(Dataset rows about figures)

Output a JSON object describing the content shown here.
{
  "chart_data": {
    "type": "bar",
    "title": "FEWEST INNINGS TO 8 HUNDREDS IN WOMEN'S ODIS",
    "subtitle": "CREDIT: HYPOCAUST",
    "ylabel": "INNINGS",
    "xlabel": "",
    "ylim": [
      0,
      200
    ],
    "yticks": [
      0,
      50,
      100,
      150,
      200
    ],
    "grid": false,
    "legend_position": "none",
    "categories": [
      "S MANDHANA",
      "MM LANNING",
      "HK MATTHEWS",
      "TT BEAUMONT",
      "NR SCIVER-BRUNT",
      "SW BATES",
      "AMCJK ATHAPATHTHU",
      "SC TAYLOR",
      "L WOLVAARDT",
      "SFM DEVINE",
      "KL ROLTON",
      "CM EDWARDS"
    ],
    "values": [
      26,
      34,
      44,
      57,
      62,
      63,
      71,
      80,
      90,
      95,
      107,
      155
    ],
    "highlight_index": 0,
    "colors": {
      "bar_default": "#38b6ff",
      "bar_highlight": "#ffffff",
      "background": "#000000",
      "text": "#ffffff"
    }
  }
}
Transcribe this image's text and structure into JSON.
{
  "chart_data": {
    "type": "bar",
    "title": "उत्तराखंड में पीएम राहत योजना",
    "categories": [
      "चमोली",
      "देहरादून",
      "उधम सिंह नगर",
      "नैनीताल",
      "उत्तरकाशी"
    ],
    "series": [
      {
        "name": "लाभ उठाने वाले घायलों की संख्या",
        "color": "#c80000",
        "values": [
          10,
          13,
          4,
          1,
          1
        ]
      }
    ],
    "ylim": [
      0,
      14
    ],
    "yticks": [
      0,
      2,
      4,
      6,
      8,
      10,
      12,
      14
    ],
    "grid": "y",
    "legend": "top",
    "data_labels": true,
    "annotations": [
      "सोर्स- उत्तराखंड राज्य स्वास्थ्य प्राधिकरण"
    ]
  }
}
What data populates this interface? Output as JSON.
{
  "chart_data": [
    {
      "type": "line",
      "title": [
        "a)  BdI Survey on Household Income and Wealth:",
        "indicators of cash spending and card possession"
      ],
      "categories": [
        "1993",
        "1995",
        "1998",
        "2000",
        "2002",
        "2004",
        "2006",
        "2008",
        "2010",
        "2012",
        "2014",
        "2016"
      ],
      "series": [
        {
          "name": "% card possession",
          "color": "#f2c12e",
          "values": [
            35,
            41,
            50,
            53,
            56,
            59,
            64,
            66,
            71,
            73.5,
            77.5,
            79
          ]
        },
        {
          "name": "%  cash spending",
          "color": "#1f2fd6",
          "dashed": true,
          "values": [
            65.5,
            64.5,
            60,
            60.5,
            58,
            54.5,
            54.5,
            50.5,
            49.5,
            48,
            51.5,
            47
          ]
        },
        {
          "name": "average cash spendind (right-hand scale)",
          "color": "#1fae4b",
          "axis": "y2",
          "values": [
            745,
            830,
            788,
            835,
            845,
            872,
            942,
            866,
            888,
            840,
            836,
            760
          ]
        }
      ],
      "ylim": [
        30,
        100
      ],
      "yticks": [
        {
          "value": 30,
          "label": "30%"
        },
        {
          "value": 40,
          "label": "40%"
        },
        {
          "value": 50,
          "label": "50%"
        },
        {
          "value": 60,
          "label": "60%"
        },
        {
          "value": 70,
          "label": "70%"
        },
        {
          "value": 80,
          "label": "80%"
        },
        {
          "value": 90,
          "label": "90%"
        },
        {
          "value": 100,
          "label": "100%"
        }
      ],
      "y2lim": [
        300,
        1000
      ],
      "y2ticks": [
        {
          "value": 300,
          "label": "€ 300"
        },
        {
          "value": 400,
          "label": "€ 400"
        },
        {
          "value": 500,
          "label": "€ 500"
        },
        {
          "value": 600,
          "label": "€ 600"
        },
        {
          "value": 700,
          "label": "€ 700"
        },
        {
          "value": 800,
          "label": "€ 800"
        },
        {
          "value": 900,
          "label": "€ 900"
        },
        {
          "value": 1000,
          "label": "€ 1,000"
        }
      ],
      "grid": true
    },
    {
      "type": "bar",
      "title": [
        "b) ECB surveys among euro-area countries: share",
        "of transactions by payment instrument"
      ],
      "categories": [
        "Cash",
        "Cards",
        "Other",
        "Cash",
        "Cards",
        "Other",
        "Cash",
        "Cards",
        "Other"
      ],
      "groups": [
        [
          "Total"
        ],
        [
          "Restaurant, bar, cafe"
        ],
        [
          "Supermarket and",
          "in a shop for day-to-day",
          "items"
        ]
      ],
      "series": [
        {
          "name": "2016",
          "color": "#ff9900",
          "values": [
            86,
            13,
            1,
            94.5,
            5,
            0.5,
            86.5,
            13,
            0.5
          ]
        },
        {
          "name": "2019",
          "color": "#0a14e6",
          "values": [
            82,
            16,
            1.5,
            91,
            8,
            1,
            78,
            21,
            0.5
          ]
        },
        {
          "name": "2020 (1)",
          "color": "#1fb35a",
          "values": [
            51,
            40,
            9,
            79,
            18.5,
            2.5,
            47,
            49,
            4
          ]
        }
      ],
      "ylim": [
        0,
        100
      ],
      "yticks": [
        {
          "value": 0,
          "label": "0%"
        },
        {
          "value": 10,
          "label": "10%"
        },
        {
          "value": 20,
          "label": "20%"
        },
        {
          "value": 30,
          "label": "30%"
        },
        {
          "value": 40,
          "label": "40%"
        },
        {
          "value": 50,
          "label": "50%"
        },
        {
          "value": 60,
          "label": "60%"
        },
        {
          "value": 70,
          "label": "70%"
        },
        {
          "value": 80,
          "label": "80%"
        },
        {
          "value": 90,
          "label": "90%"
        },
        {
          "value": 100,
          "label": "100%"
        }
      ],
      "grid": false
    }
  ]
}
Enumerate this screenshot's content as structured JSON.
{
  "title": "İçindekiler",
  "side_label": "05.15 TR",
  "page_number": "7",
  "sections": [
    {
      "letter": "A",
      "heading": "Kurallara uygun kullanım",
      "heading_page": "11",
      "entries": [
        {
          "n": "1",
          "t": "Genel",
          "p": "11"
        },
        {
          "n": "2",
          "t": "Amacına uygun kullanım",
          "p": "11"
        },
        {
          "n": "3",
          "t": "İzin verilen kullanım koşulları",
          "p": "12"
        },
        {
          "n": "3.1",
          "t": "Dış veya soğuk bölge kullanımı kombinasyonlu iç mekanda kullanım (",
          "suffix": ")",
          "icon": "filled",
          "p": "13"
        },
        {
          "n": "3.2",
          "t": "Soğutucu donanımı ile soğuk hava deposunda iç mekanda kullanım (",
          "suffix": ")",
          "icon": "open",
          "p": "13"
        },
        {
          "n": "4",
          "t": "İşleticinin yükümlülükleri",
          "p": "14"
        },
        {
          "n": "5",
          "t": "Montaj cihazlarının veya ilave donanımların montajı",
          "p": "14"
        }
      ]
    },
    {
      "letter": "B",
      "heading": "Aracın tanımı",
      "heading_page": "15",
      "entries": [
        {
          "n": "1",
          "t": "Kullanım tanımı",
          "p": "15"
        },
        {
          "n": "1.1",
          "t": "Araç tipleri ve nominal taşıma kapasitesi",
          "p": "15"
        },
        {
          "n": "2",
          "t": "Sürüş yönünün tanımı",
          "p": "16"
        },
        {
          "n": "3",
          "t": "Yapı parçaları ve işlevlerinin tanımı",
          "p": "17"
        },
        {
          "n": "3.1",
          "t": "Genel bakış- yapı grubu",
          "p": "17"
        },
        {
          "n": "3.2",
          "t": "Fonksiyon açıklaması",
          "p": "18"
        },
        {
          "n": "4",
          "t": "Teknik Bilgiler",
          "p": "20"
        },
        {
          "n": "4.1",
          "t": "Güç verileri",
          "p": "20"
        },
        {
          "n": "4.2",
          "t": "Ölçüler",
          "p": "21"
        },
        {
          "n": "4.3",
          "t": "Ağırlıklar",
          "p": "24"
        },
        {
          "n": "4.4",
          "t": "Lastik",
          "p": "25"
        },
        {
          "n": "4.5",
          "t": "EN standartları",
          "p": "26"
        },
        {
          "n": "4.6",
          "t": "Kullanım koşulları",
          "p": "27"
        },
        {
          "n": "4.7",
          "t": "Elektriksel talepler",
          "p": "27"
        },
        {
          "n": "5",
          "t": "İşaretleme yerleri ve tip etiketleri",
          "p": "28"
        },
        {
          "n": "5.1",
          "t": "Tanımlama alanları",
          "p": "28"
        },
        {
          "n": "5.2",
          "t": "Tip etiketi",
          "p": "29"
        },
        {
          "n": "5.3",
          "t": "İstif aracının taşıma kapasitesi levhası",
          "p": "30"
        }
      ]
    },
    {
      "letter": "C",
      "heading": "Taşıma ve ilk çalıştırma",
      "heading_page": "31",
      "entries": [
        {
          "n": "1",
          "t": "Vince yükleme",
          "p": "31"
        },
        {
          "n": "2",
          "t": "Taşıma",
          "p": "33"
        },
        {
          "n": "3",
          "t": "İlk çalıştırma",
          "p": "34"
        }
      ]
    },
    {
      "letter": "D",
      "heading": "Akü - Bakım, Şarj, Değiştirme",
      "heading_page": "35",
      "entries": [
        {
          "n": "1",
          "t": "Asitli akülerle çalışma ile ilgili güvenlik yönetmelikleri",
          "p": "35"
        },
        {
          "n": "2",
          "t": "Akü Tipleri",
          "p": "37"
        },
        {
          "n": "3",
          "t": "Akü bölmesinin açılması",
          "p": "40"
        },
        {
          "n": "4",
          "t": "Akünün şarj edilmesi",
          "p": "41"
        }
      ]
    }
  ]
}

Short exercise => From the records above, pick out and copy each line holding the word "uygun".

Written answer =>
      "heading": "Kurallara uygun kullanım",
          "t": "Amacına uygun kullanım",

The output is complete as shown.